◆ THE TASK: Pictures are not part of the copy; repeat everything else in the records exactly.

◆ STORED RECORDS:
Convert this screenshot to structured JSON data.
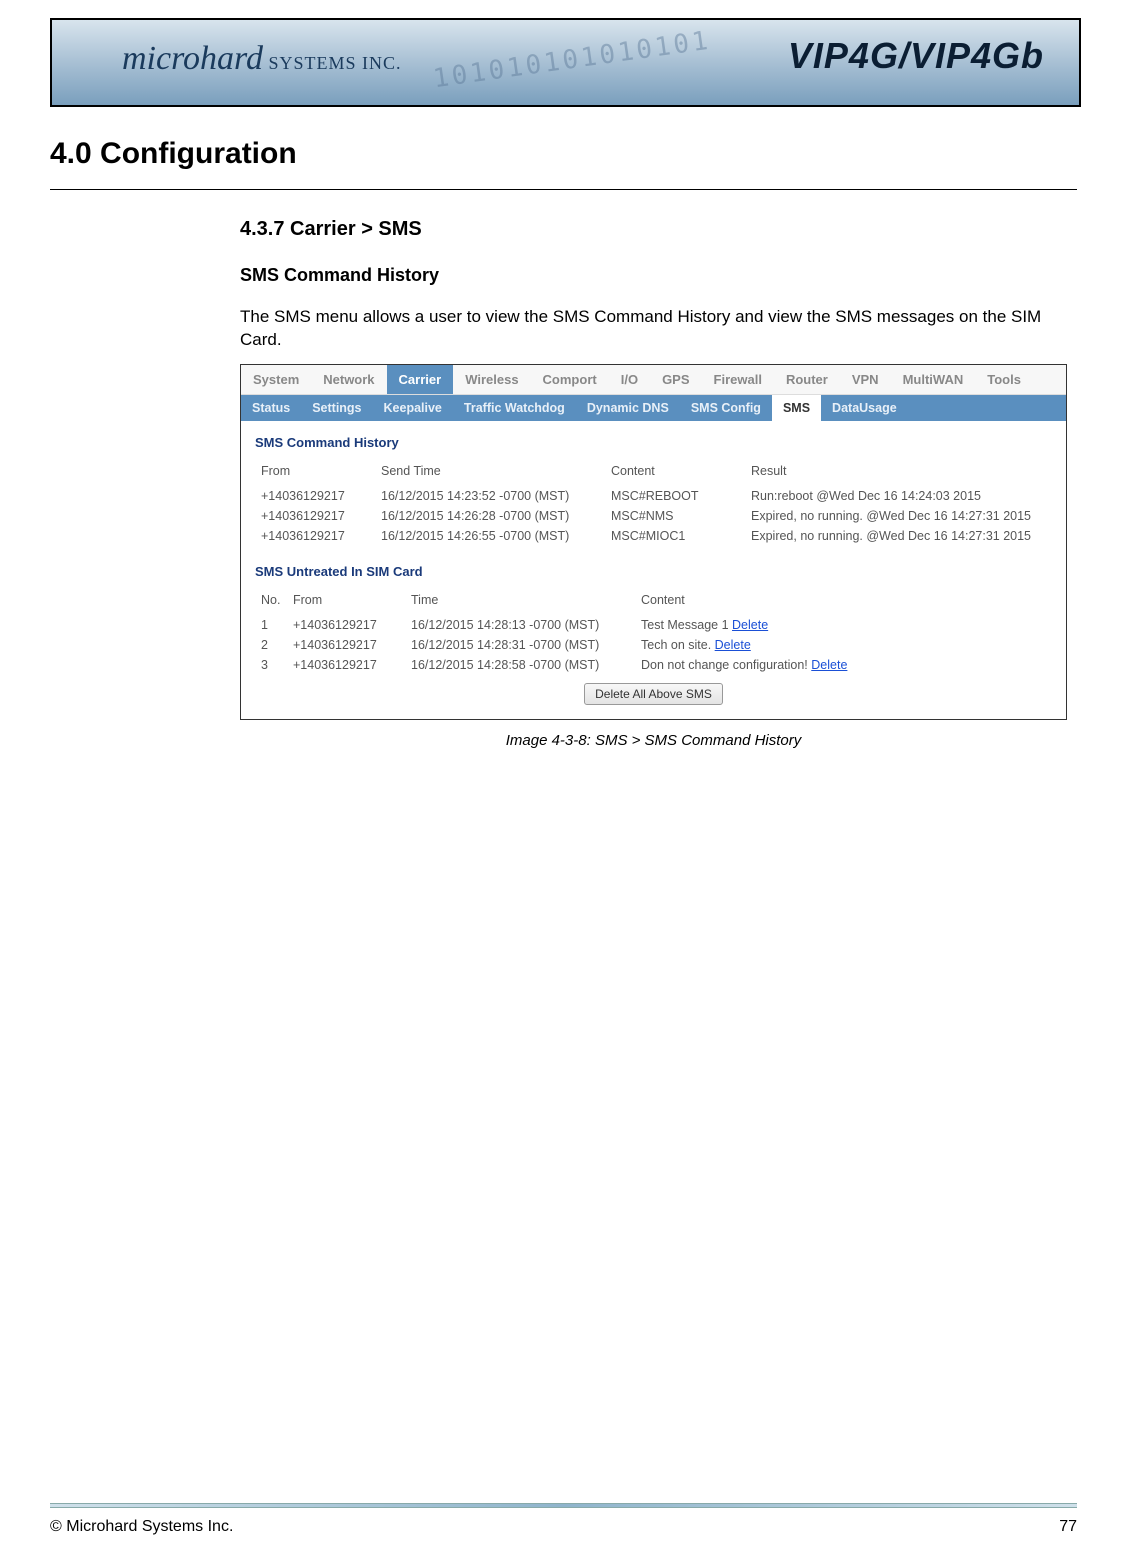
{
  "banner": {
    "company_italic": "microhard",
    "company_caps": " SYSTEMS INC.",
    "product": "VIP4G/VIP4Gb",
    "digits": "101010101010101"
  },
  "section_title": "4.0  Configuration",
  "subsection": "4.3.7 Carrier > SMS",
  "subsub": "SMS Command History",
  "body_text": "The SMS menu allows a user to view the SMS Command History and view the SMS messages on the SIM Card.",
  "toptabs": [
    "System",
    "Network",
    "Carrier",
    "Wireless",
    "Comport",
    "I/O",
    "GPS",
    "Firewall",
    "Router",
    "VPN",
    "MultiWAN",
    "Tools"
  ],
  "toptabs_active": 2,
  "subtabs": [
    "Status",
    "Settings",
    "Keepalive",
    "Traffic Watchdog",
    "Dynamic DNS",
    "SMS Config",
    "SMS",
    "DataUsage"
  ],
  "subtabs_active": 6,
  "history": {
    "title": "SMS Command History",
    "headers": [
      "From",
      "Send Time",
      "Content",
      "Result"
    ],
    "rows": [
      {
        "from": "+14036129217",
        "time": "16/12/2015 14:23:52 -0700 (MST)",
        "content": "MSC#REBOOT",
        "result": "Run:reboot @Wed Dec 16 14:24:03 2015"
      },
      {
        "from": "+14036129217",
        "time": "16/12/2015 14:26:28 -0700 (MST)",
        "content": "MSC#NMS",
        "result": "Expired, no running. @Wed Dec 16 14:27:31 2015"
      },
      {
        "from": "+14036129217",
        "time": "16/12/2015 14:26:55 -0700 (MST)",
        "content": "MSC#MIOC1",
        "result": "Expired, no running. @Wed Dec 16 14:27:31 2015"
      }
    ]
  },
  "untreated": {
    "title": "SMS Untreated In SIM Card",
    "headers": [
      "No.",
      "From",
      "Time",
      "Content"
    ],
    "rows": [
      {
        "no": "1",
        "from": "+14036129217",
        "time": "16/12/2015 14:28:13 -0700 (MST)",
        "content": "Test Message 1",
        "action": "Delete"
      },
      {
        "no": "2",
        "from": "+14036129217",
        "time": "16/12/2015 14:28:31 -0700 (MST)",
        "content": "Tech on site.",
        "action": "Delete"
      },
      {
        "no": "3",
        "from": "+14036129217",
        "time": "16/12/2015 14:28:58 -0700 (MST)",
        "content": "Don not change configuration!",
        "action": "Delete"
      }
    ],
    "button": "Delete All Above SMS"
  },
  "caption": "Image 4-3-8:  SMS  > SMS Command History",
  "footer": {
    "copyright": "© Microhard Systems Inc.",
    "page": "77"
  }
}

◆ RESULT OF THE EXERCISE:
Convert this screenshot to structured JSON data.
{
  "banner": {
    "company_italic": "microhard",
    "company_caps": " SYSTEMS INC.",
    "product": "VIP4G/VIP4Gb",
    "digits": "101010101010101"
  },
  "section_title": "4.0  Configuration",
  "subsection": "4.3.7 Carrier > SMS",
  "subsub": "SMS Command History",
  "body_text": "The SMS menu allows a user to view the SMS Command History and view the SMS messages on the SIM Card.",
  "toptabs": [
    "System",
    "Network",
    "Carrier",
    "Wireless",
    "Comport",
    "I/O",
    "GPS",
    "Firewall",
    "Router",
    "VPN",
    "MultiWAN",
    "Tools"
  ],
  "toptabs_active": 2,
  "subtabs": [
    "Status",
    "Settings",
    "Keepalive",
    "Traffic Watchdog",
    "Dynamic DNS",
    "SMS Config",
    "SMS",
    "DataUsage"
  ],
  "subtabs_active": 6,
  "history": {
    "title": "SMS Command History",
    "headers": [
      "From",
      "Send Time",
      "Content",
      "Result"
    ],
    "rows": [
      {
        "from": "+14036129217",
        "time": "16/12/2015 14:23:52 -0700 (MST)",
        "content": "MSC#REBOOT",
        "result": "Run:reboot @Wed Dec 16 14:24:03 2015"
      },
      {
        "from": "+14036129217",
        "time": "16/12/2015 14:26:28 -0700 (MST)",
        "content": "MSC#NMS",
        "result": "Expired, no running. @Wed Dec 16 14:27:31 2015"
      },
      {
        "from": "+14036129217",
        "time": "16/12/2015 14:26:55 -0700 (MST)",
        "content": "MSC#MIOC1",
        "result": "Expired, no running. @Wed Dec 16 14:27:31 2015"
      }
    ]
  },
  "untreated": {
    "title": "SMS Untreated In SIM Card",
    "headers": [
      "No.",
      "From",
      "Time",
      "Content"
    ],
    "rows": [
      {
        "no": "1",
        "from": "+14036129217",
        "time": "16/12/2015 14:28:13 -0700 (MST)",
        "content": "Test Message 1",
        "action": "Delete"
      },
      {
        "no": "2",
        "from": "+14036129217",
        "time": "16/12/2015 14:28:31 -0700 (MST)",
        "content": "Tech on site.",
        "action": "Delete"
      },
      {
        "no": "3",
        "from": "+14036129217",
        "time": "16/12/2015 14:28:58 -0700 (MST)",
        "content": "Don not change configuration!",
        "action": "Delete"
      }
    ],
    "button": "Delete All Above SMS"
  },
  "caption": "Image 4-3-8:  SMS  > SMS Command History",
  "footer": {
    "copyright": "© Microhard Systems Inc.",
    "page": "77"
  }
}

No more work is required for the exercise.